_Goal_
Please give again the entries between the lines holding "Localize all elements." and "arrow-right-icon[interactable]: [81, 60, 107, 86]", inclusive, replacing "Flutter Demo" with "Voting Demo" and leaving everything else unchanged.

----------------

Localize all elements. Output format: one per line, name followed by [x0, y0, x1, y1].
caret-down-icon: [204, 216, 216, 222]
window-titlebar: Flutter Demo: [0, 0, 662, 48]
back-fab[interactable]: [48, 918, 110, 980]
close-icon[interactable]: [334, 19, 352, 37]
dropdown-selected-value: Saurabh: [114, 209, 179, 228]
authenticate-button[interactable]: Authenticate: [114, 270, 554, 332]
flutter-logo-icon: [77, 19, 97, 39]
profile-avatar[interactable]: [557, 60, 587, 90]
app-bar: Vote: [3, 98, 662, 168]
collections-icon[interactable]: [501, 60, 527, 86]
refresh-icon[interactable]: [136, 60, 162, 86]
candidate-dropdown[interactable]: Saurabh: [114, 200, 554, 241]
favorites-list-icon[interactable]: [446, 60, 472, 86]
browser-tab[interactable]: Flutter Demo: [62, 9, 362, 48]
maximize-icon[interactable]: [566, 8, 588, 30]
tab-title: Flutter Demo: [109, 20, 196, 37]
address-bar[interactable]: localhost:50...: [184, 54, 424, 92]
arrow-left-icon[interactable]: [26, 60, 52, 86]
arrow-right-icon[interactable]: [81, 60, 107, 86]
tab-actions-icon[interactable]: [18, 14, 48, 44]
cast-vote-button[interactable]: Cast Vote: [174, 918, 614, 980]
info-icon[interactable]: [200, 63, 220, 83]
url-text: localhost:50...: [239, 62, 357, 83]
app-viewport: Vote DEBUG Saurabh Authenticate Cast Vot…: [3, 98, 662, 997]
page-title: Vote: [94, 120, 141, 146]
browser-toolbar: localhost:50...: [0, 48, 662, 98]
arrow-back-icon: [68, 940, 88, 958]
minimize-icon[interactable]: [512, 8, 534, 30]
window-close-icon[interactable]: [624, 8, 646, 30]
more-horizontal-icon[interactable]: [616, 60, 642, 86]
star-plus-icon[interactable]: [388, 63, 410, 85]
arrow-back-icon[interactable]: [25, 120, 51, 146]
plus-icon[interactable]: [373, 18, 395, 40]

----------------

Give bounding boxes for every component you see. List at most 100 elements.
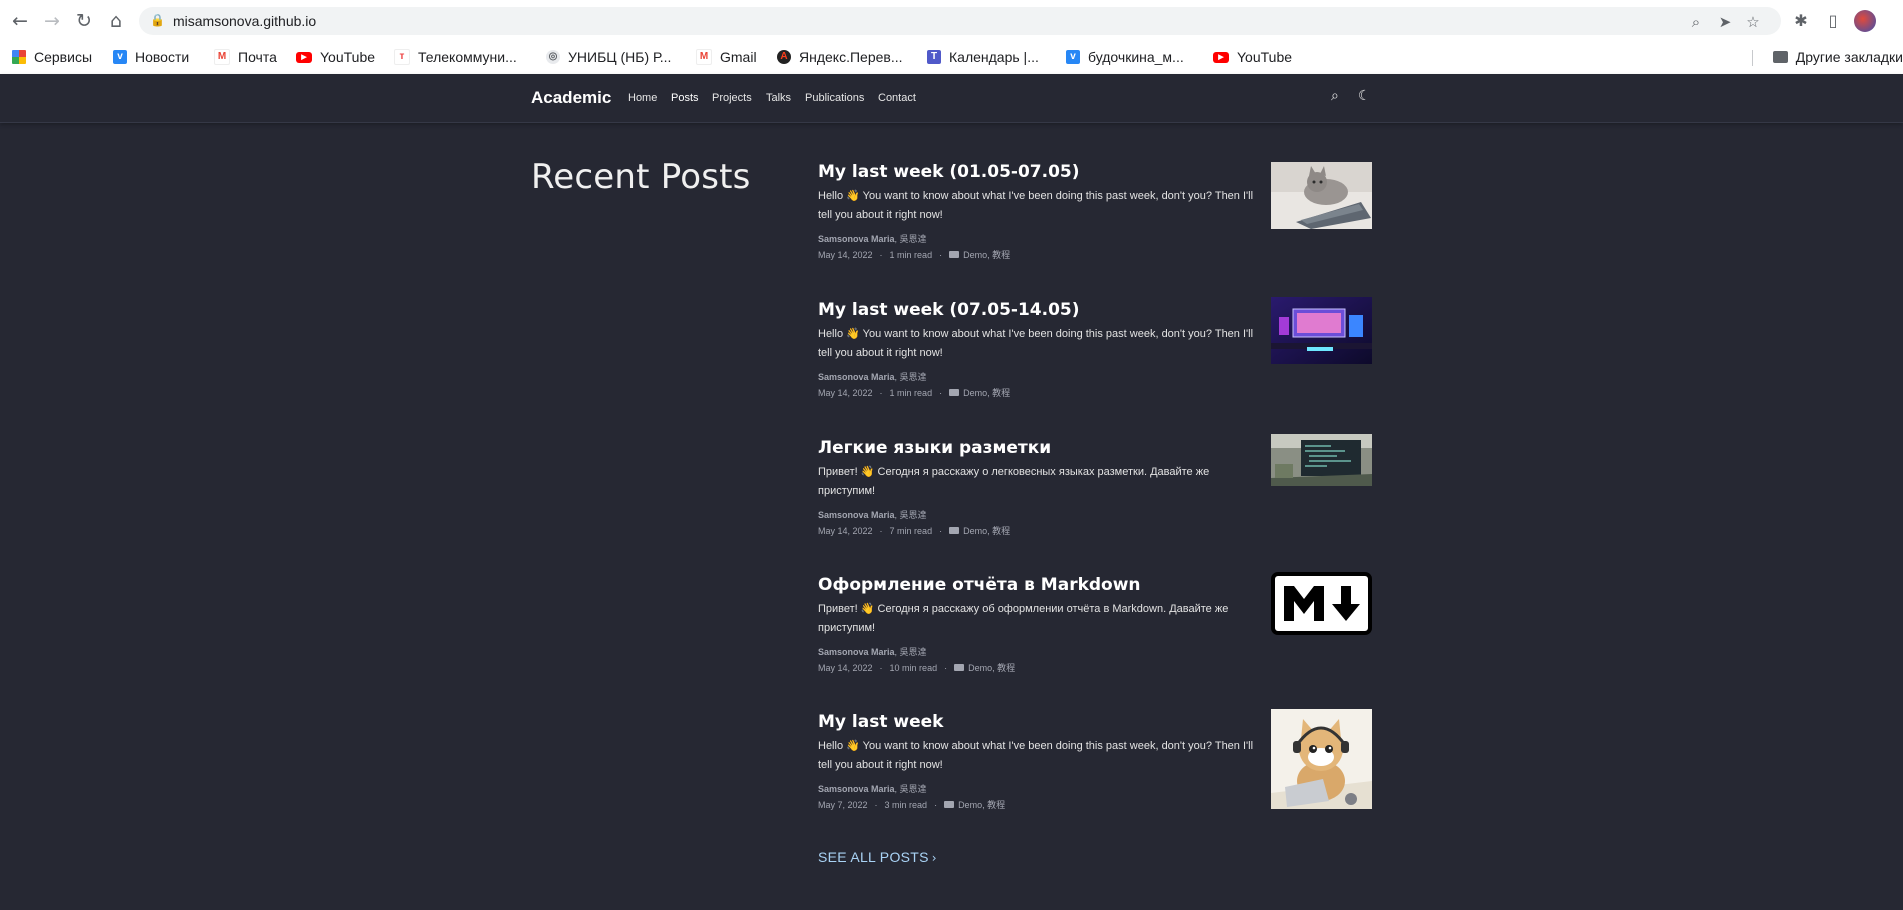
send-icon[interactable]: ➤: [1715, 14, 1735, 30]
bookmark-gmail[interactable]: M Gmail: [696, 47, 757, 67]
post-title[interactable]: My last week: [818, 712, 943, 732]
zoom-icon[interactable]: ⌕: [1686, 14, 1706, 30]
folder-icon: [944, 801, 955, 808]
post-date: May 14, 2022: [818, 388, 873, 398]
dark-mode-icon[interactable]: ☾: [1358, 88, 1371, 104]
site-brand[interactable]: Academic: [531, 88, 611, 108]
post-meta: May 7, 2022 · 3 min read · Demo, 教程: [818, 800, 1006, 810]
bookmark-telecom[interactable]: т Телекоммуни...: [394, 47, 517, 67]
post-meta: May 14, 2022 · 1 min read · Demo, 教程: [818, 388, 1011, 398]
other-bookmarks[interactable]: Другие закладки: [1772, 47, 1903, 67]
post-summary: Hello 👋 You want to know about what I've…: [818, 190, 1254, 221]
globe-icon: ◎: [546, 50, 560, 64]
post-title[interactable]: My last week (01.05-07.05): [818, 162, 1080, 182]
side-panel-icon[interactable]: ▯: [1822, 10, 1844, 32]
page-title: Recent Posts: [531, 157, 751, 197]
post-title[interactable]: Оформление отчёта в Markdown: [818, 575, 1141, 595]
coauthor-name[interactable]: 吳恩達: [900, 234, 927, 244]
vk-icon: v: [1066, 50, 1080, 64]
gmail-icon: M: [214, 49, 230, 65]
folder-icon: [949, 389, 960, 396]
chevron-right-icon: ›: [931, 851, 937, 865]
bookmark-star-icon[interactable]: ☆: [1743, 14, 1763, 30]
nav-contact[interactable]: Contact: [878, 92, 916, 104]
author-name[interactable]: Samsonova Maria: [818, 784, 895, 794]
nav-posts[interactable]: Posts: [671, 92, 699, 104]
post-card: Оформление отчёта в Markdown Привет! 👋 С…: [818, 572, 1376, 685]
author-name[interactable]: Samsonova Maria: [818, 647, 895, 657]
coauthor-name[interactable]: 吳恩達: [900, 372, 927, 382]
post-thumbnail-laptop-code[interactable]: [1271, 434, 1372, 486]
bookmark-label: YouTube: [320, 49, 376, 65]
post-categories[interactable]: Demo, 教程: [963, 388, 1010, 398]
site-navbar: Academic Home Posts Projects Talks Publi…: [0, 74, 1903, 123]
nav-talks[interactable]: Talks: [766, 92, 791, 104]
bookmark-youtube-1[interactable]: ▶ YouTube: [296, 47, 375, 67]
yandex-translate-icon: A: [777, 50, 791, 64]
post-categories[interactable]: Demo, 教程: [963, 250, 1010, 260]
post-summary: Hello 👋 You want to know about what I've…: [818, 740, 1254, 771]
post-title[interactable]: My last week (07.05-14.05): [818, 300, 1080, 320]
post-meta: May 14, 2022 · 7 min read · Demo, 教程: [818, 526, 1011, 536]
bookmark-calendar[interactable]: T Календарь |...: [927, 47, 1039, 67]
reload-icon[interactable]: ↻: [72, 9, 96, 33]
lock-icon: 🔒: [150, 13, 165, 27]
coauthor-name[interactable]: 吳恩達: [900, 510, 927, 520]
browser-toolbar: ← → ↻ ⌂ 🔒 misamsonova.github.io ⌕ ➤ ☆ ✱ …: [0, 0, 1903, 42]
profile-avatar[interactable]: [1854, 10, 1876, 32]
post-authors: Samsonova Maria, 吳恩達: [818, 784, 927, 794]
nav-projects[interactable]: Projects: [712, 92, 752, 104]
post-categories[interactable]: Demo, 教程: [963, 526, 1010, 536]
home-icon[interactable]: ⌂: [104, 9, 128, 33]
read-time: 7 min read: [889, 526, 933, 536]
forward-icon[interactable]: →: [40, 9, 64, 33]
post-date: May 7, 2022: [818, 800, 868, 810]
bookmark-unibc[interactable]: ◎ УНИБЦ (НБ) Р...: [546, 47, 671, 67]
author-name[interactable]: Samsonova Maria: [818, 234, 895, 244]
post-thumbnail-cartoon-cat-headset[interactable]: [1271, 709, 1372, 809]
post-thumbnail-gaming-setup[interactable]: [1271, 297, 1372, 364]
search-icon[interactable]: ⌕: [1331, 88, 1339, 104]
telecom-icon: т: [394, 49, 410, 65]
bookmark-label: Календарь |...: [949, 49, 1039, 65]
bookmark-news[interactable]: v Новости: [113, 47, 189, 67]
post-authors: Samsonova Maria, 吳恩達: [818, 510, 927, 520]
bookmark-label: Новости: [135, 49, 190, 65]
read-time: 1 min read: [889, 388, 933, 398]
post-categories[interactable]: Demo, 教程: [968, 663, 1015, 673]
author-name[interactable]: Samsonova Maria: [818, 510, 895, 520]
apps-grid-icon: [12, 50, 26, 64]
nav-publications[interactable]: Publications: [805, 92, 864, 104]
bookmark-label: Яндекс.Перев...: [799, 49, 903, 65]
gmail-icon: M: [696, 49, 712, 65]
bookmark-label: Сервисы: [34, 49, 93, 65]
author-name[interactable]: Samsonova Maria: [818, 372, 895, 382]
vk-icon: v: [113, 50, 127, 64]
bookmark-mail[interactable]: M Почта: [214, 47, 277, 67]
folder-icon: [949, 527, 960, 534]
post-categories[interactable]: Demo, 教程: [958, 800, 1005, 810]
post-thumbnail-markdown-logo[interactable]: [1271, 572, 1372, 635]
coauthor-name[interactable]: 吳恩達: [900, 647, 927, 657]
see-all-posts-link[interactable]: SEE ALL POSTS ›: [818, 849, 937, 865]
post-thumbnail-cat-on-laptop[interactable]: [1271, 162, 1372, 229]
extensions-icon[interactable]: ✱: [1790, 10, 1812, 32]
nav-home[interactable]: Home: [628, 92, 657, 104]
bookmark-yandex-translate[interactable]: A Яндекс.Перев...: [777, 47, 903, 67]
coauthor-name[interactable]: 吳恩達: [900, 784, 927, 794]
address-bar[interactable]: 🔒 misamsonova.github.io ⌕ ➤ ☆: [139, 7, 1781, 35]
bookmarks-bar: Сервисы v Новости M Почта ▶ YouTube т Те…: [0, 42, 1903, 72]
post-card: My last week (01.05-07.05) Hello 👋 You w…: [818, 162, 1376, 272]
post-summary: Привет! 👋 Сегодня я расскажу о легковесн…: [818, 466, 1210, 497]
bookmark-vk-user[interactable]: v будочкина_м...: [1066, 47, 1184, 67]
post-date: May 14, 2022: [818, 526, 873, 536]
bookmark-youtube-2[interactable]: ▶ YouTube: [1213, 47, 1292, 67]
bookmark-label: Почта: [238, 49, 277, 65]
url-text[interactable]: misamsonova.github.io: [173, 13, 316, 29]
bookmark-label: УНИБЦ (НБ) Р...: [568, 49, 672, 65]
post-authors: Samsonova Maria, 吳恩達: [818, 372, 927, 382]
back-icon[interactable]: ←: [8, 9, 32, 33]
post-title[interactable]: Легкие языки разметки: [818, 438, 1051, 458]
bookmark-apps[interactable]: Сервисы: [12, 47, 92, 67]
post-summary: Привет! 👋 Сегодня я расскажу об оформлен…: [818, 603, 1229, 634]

----------------

_Task output_
Localize all elements. Output format: one per line, name followed by [x0, y0, x1, y1].
caret-down-icon: [204, 216, 216, 222]
window-titlebar: Voting Demo: [0, 0, 662, 48]
back-fab[interactable]: [48, 918, 110, 980]
close-icon[interactable]: [334, 19, 352, 37]
dropdown-selected-value: Saurabh: [114, 209, 179, 228]
authenticate-button[interactable]: Authenticate: [114, 270, 554, 332]
flutter-logo-icon: [77, 19, 97, 39]
profile-avatar[interactable]: [557, 60, 587, 90]
app-bar: Vote: [3, 98, 662, 168]
collections-icon[interactable]: [501, 60, 527, 86]
refresh-icon[interactable]: [136, 60, 162, 86]
candidate-dropdown[interactable]: Saurabh: [114, 200, 554, 241]
favorites-list-icon[interactable]: [446, 60, 472, 86]
browser-tab[interactable]: Voting Demo: [62, 9, 362, 48]
maximize-icon[interactable]: [566, 8, 588, 30]
tab-title: Voting Demo: [109, 20, 196, 37]
address-bar[interactable]: localhost:50...: [184, 54, 424, 92]
arrow-left-icon[interactable]: [26, 60, 52, 86]
arrow-right-icon[interactable]: [81, 60, 107, 86]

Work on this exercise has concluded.